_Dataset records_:
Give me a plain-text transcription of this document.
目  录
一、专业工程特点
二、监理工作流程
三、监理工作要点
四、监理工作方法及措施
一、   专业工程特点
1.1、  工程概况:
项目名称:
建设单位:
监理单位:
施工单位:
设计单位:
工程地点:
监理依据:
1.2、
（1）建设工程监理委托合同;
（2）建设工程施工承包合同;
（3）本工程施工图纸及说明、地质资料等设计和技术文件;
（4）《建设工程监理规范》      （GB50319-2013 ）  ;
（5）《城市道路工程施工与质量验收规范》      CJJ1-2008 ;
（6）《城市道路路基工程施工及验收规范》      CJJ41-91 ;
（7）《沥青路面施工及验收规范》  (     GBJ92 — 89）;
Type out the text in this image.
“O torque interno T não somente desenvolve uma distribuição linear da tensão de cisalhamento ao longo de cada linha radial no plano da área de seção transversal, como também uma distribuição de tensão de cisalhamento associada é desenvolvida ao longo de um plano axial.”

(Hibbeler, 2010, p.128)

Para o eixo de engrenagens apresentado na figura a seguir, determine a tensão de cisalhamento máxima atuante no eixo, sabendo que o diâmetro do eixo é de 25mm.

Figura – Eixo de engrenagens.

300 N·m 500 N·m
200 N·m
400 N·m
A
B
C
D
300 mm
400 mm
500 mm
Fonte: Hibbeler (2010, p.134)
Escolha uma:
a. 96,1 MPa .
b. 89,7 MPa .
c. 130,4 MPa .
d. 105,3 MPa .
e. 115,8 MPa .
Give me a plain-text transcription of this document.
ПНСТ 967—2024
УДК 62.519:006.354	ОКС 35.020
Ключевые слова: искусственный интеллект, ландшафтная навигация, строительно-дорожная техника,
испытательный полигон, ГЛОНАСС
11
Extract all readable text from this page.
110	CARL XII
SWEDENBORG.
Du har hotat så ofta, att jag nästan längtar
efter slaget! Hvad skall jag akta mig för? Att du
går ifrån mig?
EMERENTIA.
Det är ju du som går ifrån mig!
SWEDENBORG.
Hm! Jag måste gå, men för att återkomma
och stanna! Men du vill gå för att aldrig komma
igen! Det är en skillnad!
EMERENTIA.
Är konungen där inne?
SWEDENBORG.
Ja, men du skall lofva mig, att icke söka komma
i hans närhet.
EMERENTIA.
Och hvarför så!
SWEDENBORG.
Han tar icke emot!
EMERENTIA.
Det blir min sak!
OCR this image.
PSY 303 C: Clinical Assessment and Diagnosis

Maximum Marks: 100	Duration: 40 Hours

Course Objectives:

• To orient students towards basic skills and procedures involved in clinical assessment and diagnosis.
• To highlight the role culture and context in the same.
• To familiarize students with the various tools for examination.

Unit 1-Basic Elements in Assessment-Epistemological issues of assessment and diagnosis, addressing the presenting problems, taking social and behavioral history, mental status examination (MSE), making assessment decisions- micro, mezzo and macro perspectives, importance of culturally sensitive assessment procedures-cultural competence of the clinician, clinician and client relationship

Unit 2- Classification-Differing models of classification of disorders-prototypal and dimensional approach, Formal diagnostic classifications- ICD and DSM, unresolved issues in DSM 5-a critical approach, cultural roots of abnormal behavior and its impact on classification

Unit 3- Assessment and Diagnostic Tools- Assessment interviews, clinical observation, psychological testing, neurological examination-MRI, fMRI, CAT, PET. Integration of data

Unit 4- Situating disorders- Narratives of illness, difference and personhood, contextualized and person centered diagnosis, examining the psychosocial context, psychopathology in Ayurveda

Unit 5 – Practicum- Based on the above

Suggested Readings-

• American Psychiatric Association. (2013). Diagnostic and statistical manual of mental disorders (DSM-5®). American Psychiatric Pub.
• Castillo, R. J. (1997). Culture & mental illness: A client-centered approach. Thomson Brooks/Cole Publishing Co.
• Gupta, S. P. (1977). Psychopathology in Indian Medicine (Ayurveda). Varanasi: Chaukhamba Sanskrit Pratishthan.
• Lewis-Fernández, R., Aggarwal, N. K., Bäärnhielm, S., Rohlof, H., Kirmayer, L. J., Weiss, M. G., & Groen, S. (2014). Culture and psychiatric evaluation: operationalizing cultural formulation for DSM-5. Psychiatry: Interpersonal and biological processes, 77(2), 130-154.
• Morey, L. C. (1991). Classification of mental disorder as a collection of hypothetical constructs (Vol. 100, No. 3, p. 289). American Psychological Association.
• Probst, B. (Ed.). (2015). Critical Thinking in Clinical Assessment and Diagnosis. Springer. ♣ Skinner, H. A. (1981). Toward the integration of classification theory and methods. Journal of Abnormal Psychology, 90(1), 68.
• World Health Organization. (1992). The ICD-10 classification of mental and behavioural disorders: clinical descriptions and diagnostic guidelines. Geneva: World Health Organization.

_What to produce_: Write out the listing once more, matching it exactly.

_Correct output_:
Give me a plain-text transcription of this document.
目  录
一、专业工程特点
二、监理工作流程
三、监理工作要点
四、监理工作方法及措施
一、   专业工程特点
1.1、  工程概况:
项目名称:
建设单位:
监理单位:
施工单位:
设计单位:
工程地点:
监理依据:
1.2、
（1）建设工程监理委托合同;
（2）建设工程施工承包合同;
（3）本工程施工图纸及说明、地质资料等设计和技术文件;
（4）《建设工程监理规范》      （GB50319-2013 ）  ;
（5）《城市道路工程施工与质量验收规范》      CJJ1-2008 ;
（6）《城市道路路基工程施工及验收规范》      CJJ41-91 ;
（7）《沥青路面施工及验收规范》  (     GBJ92 — 89）;
Type out the text in this image.
“O torque interno T não somente desenvolve uma distribuição linear da tensão de cisalhamento ao longo de cada linha radial no plano da área de seção transversal, como também uma distribuição de tensão de cisalhamento associada é desenvolvida ao longo de um plano axial.”

(Hibbeler, 2010, p.128)

Para o eixo de engrenagens apresentado na figura a seguir, determine a tensão de cisalhamento máxima atuante no eixo, sabendo que o diâmetro do eixo é de 25mm.

Figura – Eixo de engrenagens.

300 N·m 500 N·m
200 N·m
400 N·m
A
B
C
D
300 mm
400 mm
500 mm
Fonte: Hibbeler (2010, p.134)
Escolha uma:
a. 96,1 MPa .
b. 89,7 MPa .
c. 130,4 MPa .
d. 105,3 MPa .
e. 115,8 MPa .
Give me a plain-text transcription of this document.
ПНСТ 967—2024
УДК 62.519:006.354	ОКС 35.020
Ключевые слова: искусственный интеллект, ландшафтная навигация, строительно-дорожная техника,
испытательный полигон, ГЛОНАСС
11
Extract all readable text from this page.
110	CARL XII
SWEDENBORG.
Du har hotat så ofta, att jag nästan längtar
efter slaget! Hvad skall jag akta mig för? Att du
går ifrån mig?
EMERENTIA.
Det är ju du som går ifrån mig!
SWEDENBORG.
Hm! Jag måste gå, men för att återkomma
och stanna! Men du vill gå för att aldrig komma
igen! Det är en skillnad!
EMERENTIA.
Är konungen där inne?
SWEDENBORG.
Ja, men du skall lofva mig, att icke söka komma
i hans närhet.
EMERENTIA.
Och hvarför så!
SWEDENBORG.
Han tar icke emot!
EMERENTIA.
Det blir min sak!
OCR this image.
PSY 303 C: Clinical Assessment and Diagnosis

Maximum Marks: 100	Duration: 40 Hours

Course Objectives:

• To orient students towards basic skills and procedures involved in clinical assessment and diagnosis.
• To highlight the role culture and context in the same.
• To familiarize students with the various tools for examination.

Unit 1-Basic Elements in Assessment-Epistemological issues of assessment and diagnosis, addressing the presenting problems, taking social and behavioral history, mental status examination (MSE), making assessment decisions- micro, mezzo and macro perspectives, importance of culturally sensitive assessment procedures-cultural competence of the clinician, clinician and client relationship

Unit 2- Classification-Differing models of classification of disorders-prototypal and dimensional approach, Formal diagnostic classifications- ICD and DSM, unresolved issues in DSM 5-a critical approach, cultural roots of abnormal behavior and its impact on classification

Unit 3- Assessment and Diagnostic Tools- Assessment interviews, clinical observation, psychological testing, neurological examination-MRI, fMRI, CAT, PET. Integration of data

Unit 4- Situating disorders- Narratives of illness, difference and personhood, contextualized and person centered diagnosis, examining the psychosocial context, psychopathology in Ayurveda

Unit 5 – Practicum- Based on the above

Suggested Readings-

• American Psychiatric Association. (2013). Diagnostic and statistical manual of mental disorders (DSM-5®). American Psychiatric Pub.
• Castillo, R. J. (1997). Culture & mental illness: A client-centered approach. Thomson Brooks/Cole Publishing Co.
• Gupta, S. P. (1977). Psychopathology in Indian Medicine (Ayurveda). Varanasi: Chaukhamba Sanskrit Pratishthan.
• Lewis-Fernández, R., Aggarwal, N. K., Bäärnhielm, S., Rohlof, H., Kirmayer, L. J., Weiss, M. G., & Groen, S. (2014). Culture and psychiatric evaluation: operationalizing cultural formulation for DSM-5. Psychiatry: Interpersonal and biological processes, 77(2), 130-154.
• Morey, L. C. (1991). Classification of mental disorder as a collection of hypothetical constructs (Vol. 100, No. 3, p. 289). American Psychological Association.
• Probst, B. (Ed.). (2015). Critical Thinking in Clinical Assessment and Diagnosis. Springer. ♣ Skinner, H. A. (1981). Toward the integration of classification theory and methods. Journal of Abnormal Psychology, 90(1), 68.
• World Health Organization. (1992). The ICD-10 classification of mental and behavioural disorders: clinical descriptions and diagnostic guidelines. Geneva: World Health Organization.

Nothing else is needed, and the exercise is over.